§ **Required tasks**
a. In the Apple essay, what name did the writer give to the PC?
b. According to the Apple essay, why is there hardly any point in the religious following of technology? Answer in one to three sentences.
c. Extend the Apple essay beyond its final sentence.

§ **Source extract**
The 'Apple' of My Eyeby kenneth ( )
Back when I was using my trusty PC, dearly named Magnolia, I somehow managed to overlook all the flaws it possessed. Never mind how it took nearly three decades to start up, or perhaps how repulsively ugly it looked. For me, I loved my PC and there was nothing that would have made me change my mind (or so I thought).
Many would agree, that just these past few years alone, trying to keep up with technology is like attempting to board a train full of desperate Chinese citizens heading home for the Chinese New Year celebrations. To put it simply, there hardly is any point in the religious following of technology.
What we see in the market today is probably a dozen different brands of almost the same products. Has this multi-billion-dollar industry turned into a mere game of "anything you can do I can do (only slightly) better"? Well, not quite yet. While most of the world just sat in anticipation of the industry's impending doom, some actually told me there was hope; a hope that came from a little fruit.
As skeptical as I initially was, due to my unconditional love for Magnolia, I was indeed tempted to take a bite off this juicy fruit even though there was no instigation from an evil serpent. Needless to say, I did — and it didn't matter anyway because Magnolia eventually died.
My friends laughed at how long I took to realise that computers manufactured by Apple Inc weren't just a mere passing fad. To me, having an Apple computer did sound a little silly though. It's like owning a red sports convertible, and telling your friends, "Hey, check out my new Eggplant". Admittedly, while I was still stubbornly insisting that PCs were the backbone of any functional society, I did secretly steal glances at Apple products during my mundane walks through the tech mall.
Although Apple's product lineup ranges from handheld music/video devices to laptop computers, it's hard to ignore the obvious consistency — its simplicity. Talk about standing out in the crowd, Apple not only does that well, but they continue to impress consumers predictably with their annual Macworld Conference & Expo. Just take a look at this year's latest Apple laptop, the Macbook Air; while most of my mail wouldn't even fit into a standard manila envelope, this nearly-as-thin-as-paper laptop does. It really wouldn't surprise me if next year's Macbook Air upgrade comes with time-travel capabilities.

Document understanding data
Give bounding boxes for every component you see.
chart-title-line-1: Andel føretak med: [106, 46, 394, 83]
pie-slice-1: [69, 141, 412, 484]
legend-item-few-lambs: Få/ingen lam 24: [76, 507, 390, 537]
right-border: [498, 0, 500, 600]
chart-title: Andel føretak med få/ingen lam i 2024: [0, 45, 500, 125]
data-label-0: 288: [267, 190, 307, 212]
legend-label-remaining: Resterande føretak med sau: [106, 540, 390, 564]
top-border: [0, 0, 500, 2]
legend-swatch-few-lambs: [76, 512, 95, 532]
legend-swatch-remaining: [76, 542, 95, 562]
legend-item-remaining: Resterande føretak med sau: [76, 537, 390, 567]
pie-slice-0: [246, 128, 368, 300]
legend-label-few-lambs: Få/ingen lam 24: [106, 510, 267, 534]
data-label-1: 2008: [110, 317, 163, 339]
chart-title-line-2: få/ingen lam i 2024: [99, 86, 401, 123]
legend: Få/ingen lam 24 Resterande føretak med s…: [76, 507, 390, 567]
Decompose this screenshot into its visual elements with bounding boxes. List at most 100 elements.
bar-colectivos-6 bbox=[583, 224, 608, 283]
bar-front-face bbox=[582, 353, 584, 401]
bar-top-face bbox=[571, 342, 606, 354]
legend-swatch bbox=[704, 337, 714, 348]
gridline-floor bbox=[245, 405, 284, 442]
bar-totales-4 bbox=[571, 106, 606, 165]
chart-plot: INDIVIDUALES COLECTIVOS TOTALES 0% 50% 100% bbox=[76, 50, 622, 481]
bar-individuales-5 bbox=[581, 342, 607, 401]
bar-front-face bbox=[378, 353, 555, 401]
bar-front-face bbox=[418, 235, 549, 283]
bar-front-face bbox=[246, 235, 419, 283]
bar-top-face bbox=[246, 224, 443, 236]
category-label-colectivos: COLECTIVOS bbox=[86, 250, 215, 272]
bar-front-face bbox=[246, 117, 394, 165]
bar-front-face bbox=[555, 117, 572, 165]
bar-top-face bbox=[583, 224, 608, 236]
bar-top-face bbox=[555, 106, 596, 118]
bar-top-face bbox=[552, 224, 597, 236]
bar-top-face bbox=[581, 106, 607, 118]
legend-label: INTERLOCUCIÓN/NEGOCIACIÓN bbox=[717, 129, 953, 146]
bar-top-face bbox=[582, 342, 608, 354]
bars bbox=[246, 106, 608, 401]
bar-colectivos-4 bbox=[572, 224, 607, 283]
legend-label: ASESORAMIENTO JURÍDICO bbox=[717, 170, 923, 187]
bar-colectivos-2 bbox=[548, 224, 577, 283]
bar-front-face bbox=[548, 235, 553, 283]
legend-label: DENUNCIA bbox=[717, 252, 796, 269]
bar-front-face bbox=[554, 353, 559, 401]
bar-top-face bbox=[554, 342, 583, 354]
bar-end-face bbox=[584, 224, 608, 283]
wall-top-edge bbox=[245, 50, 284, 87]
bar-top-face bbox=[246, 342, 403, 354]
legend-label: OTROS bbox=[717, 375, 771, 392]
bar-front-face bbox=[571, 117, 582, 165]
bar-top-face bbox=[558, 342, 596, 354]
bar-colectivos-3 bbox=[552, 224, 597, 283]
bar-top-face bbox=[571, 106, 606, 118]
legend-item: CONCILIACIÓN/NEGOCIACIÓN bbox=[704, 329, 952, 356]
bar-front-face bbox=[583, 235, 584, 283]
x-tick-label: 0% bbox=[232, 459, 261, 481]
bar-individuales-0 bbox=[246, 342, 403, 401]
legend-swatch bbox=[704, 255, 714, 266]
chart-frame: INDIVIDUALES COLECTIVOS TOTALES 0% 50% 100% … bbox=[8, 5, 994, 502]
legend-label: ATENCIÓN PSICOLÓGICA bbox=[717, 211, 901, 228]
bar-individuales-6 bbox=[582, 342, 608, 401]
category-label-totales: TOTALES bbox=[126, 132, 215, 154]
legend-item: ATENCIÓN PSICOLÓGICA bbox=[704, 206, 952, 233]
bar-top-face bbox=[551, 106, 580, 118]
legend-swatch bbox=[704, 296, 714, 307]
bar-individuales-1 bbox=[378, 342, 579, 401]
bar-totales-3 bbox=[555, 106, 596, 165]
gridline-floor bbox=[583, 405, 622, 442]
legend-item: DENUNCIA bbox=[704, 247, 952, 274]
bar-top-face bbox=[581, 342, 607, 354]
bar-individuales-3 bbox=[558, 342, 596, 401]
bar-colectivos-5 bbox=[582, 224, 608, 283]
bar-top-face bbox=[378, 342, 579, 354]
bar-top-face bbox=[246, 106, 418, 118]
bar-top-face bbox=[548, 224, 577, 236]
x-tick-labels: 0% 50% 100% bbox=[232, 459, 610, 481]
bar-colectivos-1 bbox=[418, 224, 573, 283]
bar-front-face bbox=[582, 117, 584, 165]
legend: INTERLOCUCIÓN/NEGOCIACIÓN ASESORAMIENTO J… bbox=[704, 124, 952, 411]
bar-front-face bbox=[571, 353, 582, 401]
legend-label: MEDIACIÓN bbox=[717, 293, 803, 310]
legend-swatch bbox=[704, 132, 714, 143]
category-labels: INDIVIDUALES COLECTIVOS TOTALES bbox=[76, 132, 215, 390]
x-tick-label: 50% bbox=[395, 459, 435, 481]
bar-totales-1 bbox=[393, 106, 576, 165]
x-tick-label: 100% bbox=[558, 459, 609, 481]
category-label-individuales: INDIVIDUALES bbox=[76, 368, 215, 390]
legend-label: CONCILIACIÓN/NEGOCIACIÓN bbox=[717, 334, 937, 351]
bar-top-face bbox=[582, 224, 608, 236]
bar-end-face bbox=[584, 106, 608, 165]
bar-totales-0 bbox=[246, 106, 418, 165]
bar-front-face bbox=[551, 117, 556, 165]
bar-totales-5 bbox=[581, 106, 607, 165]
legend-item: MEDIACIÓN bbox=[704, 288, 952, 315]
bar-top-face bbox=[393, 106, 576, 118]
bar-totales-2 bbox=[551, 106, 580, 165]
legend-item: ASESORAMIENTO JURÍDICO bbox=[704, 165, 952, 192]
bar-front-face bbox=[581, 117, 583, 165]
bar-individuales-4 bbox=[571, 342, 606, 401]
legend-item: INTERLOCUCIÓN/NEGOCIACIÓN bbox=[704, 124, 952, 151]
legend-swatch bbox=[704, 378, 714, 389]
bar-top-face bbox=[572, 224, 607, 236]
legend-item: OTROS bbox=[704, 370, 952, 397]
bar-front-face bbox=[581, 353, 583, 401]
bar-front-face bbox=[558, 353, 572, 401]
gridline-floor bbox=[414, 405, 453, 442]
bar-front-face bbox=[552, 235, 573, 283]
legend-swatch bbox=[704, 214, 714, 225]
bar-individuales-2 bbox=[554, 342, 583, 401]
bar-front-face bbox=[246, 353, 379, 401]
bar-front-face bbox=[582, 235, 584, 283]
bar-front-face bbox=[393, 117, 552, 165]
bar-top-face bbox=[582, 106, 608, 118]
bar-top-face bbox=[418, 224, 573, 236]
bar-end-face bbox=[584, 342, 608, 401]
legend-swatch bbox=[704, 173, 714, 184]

§ **Answers to each task**
a. Magnolia.

b. Keeping up with technology over the past few years is like trying to board a train packed with desperate Chinese citizens heading home for the Chinese New Year celebrations.

c.
It was back in the pre-21st century, when Apple Inc initiated its humble beginnings. While typical American families spent most of their time in the living room having dinner by the television, a then young and ambitious Steve Jobs decided to turn his parents' living room into his workshop. It was there that Jobs, and his buddies Steve Wozniak and Ronald Wayne, created their first personal computer, the Apple I. Nevertheless, I had a slight difficulty trying to imagine the facial expressions of guests, when they were being told by Jobs' parents that he "makes apples in their living room". (During the early '80s, perhaps the only thing weirder than that, was witnessing Michael Jackson become white.) Ultimately, though, it was Jobs who had the last laugh, with his current net worth standing at a whopping 5.4 billion U.S. dollars.
Personally, I feel that my initial reluctance to switch from a PC to a Mac was attributed to my self-perceived stupidity. Attempt to teach me how to do something as simple as download Torrents, and you'll probably find that when I'm done, all of mankind would have evolved into a new species of apes.
This, however, was not the case with Rosemary, my 15-inch Powerbook — all it took for me to get used to the Mac operating system (OS) was not more than 24 hours. By Day 2, I had somehow convinced myself that the functionality of the PC was not necessarily advantageous over the Mac's. Using the Mac's hotkeys and shortcuts found on the Internet, the adjustment process from PC to Mac was, in actual fact, a really smooth transition.
Since I am well capable of walking around any shopping mall with a paper bag over my head, and making that look cool, I was pretty sure that using a Mac would be no daunting feat. By deluding myself with this notion, the Mac's missing right-click (among a few other missing functions) became a complete non-issue. In addition to that, Macs were much obviously sexier.
Whenever the thought of Magnolia (God bless her poor soul) crept into my mind, all I had to do, was to open my Powerbook and sweep my cursor across its interactive dock — witnessing how the mini icons would turn into a tsunami of colors, the cheap thrill of this effortless activity kept me pacified and very, very happy indeed.